■ What is asked ■
Quote the records below in full, exactly as given, with the images taken out.

━━━

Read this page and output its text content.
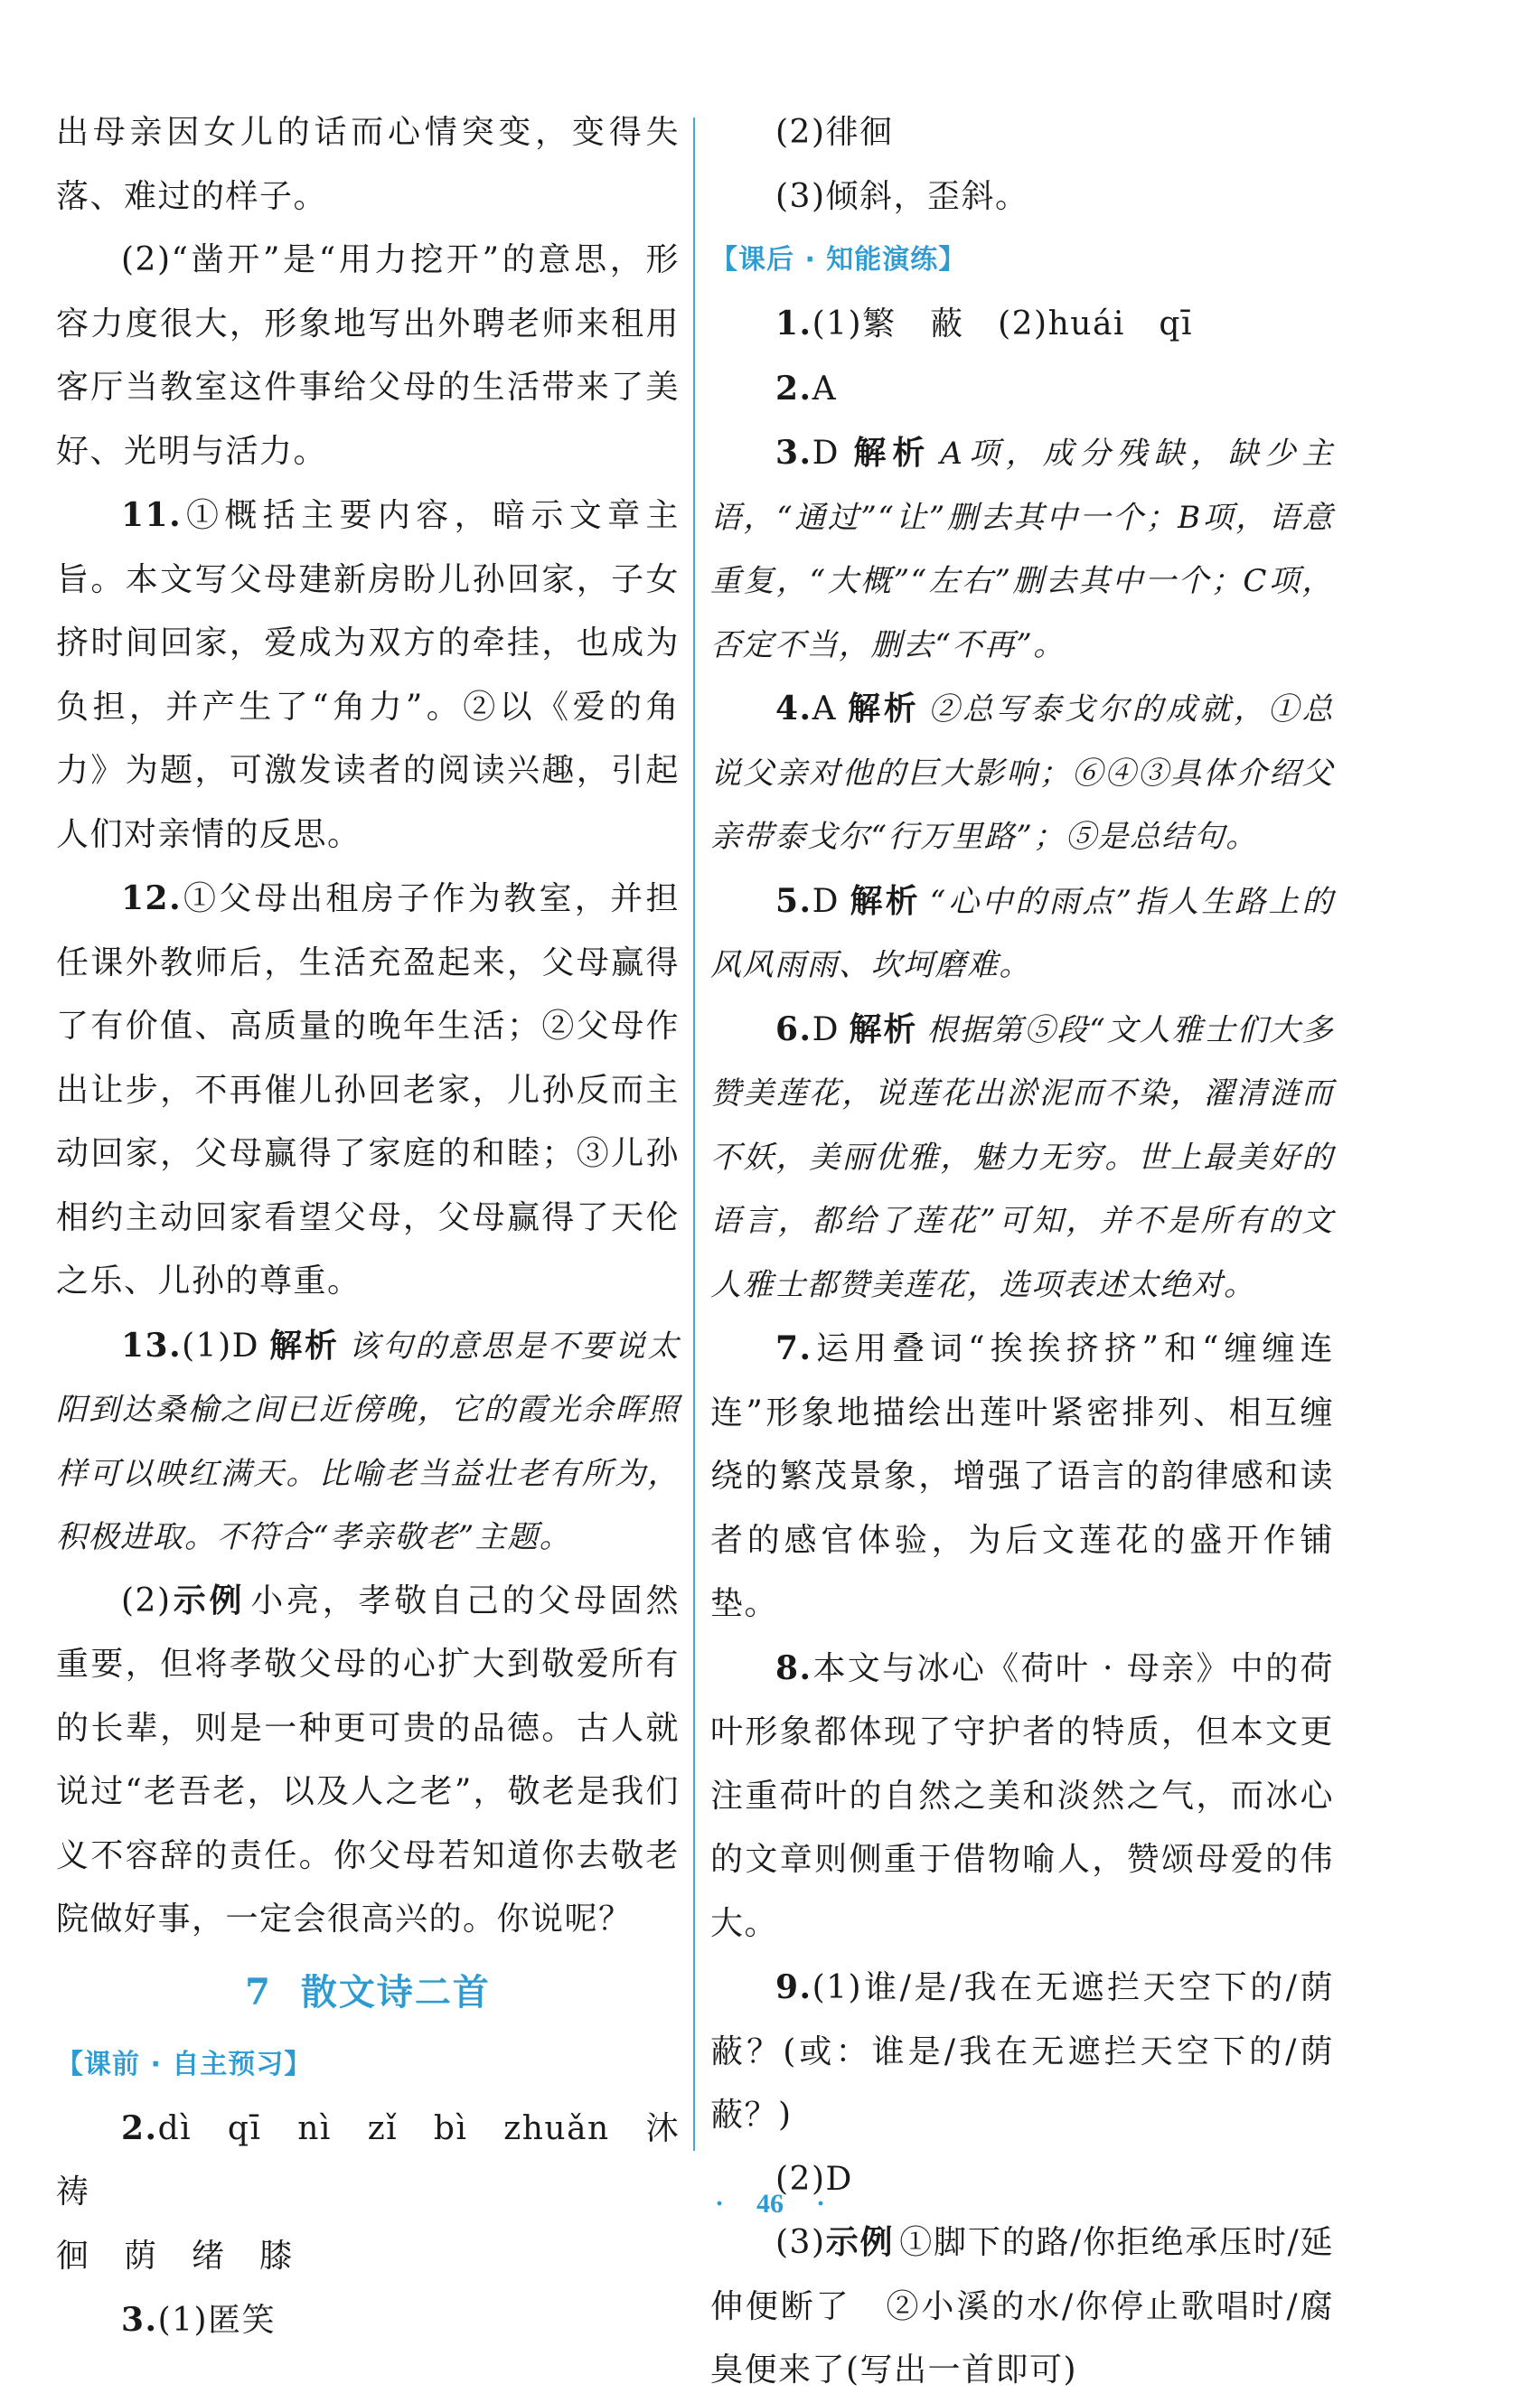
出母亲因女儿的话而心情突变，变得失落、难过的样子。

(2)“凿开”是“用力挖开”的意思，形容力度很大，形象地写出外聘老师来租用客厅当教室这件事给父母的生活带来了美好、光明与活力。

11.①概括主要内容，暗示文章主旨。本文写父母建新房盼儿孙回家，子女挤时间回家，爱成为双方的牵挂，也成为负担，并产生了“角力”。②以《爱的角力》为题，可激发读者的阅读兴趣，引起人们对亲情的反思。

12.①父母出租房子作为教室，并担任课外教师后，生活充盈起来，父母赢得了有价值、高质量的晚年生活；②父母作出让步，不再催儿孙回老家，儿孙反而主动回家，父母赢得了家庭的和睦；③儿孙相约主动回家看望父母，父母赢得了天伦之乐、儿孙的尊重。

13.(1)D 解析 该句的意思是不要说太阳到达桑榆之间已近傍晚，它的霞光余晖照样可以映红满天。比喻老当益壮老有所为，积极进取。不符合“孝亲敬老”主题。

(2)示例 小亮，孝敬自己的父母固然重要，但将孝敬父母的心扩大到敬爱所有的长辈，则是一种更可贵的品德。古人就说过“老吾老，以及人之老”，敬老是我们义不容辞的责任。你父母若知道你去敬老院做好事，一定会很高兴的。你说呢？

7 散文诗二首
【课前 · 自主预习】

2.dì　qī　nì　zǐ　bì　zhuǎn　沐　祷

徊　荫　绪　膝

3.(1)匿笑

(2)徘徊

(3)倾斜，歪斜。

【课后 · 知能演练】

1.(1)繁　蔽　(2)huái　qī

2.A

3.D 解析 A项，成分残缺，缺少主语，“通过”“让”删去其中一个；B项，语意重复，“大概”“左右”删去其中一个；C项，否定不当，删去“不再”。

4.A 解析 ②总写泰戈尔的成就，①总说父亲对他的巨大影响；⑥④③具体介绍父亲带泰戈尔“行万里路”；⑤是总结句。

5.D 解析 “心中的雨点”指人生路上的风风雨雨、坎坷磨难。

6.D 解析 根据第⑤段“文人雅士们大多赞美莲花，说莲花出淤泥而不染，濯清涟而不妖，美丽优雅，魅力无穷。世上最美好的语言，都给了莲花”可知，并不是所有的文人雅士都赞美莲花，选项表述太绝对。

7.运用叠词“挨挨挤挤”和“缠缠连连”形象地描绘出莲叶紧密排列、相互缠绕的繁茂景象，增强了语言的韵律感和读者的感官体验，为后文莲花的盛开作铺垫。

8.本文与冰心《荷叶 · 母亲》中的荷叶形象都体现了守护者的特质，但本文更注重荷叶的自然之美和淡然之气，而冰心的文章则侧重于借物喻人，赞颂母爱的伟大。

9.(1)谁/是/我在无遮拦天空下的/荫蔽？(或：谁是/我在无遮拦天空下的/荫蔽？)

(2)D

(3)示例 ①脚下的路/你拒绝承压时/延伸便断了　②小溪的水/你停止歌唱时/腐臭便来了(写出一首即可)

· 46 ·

━━━

■ Exercise solution ■
Read this page and output its text content.
出母亲因女儿的话而心情突变，变得失落、难过的样子。

(2)“凿开”是“用力挖开”的意思，形容力度很大，形象地写出外聘老师来租用客厅当教室这件事给父母的生活带来了美好、光明与活力。

11.①概括主要内容，暗示文章主旨。本文写父母建新房盼儿孙回家，子女挤时间回家，爱成为双方的牵挂，也成为负担，并产生了“角力”。②以《爱的角力》为题，可激发读者的阅读兴趣，引起人们对亲情的反思。

12.①父母出租房子作为教室，并担任课外教师后，生活充盈起来，父母赢得了有价值、高质量的晚年生活；②父母作出让步，不再催儿孙回老家，儿孙反而主动回家，父母赢得了家庭的和睦；③儿孙相约主动回家看望父母，父母赢得了天伦之乐、儿孙的尊重。

13.(1)D 解析 该句的意思是不要说太阳到达桑榆之间已近傍晚，它的霞光余晖照样可以映红满天。比喻老当益壮老有所为，积极进取。不符合“孝亲敬老”主题。

(2)示例 小亮，孝敬自己的父母固然重要，但将孝敬父母的心扩大到敬爱所有的长辈，则是一种更可贵的品德。古人就说过“老吾老，以及人之老”，敬老是我们义不容辞的责任。你父母若知道你去敬老院做好事，一定会很高兴的。你说呢？

7 散文诗二首
【课前 · 自主预习】

2.dì　qī　nì　zǐ　bì　zhuǎn　沐　祷

徊　荫　绪　膝

3.(1)匿笑

(2)徘徊

(3)倾斜，歪斜。

【课后 · 知能演练】

1.(1)繁　蔽　(2)huái　qī

2.A

3.D 解析 A项，成分残缺，缺少主语，“通过”“让”删去其中一个；B项，语意重复，“大概”“左右”删去其中一个；C项，否定不当，删去“不再”。

4.A 解析 ②总写泰戈尔的成就，①总说父亲对他的巨大影响；⑥④③具体介绍父亲带泰戈尔“行万里路”；⑤是总结句。

5.D 解析 “心中的雨点”指人生路上的风风雨雨、坎坷磨难。

6.D 解析 根据第⑤段“文人雅士们大多赞美莲花，说莲花出淤泥而不染，濯清涟而不妖，美丽优雅，魅力无穷。世上最美好的语言，都给了莲花”可知，并不是所有的文人雅士都赞美莲花，选项表述太绝对。

7.运用叠词“挨挨挤挤”和“缠缠连连”形象地描绘出莲叶紧密排列、相互缠绕的繁茂景象，增强了语言的韵律感和读者的感官体验，为后文莲花的盛开作铺垫。

8.本文与冰心《荷叶 · 母亲》中的荷叶形象都体现了守护者的特质，但本文更注重荷叶的自然之美和淡然之气，而冰心的文章则侧重于借物喻人，赞颂母爱的伟大。

9.(1)谁/是/我在无遮拦天空下的/荫蔽？(或：谁是/我在无遮拦天空下的/荫蔽？)

(2)D

(3)示例 ①脚下的路/你拒绝承压时/延伸便断了　②小溪的水/你停止歌唱时/腐臭便来了(写出一首即可)

· 46 ·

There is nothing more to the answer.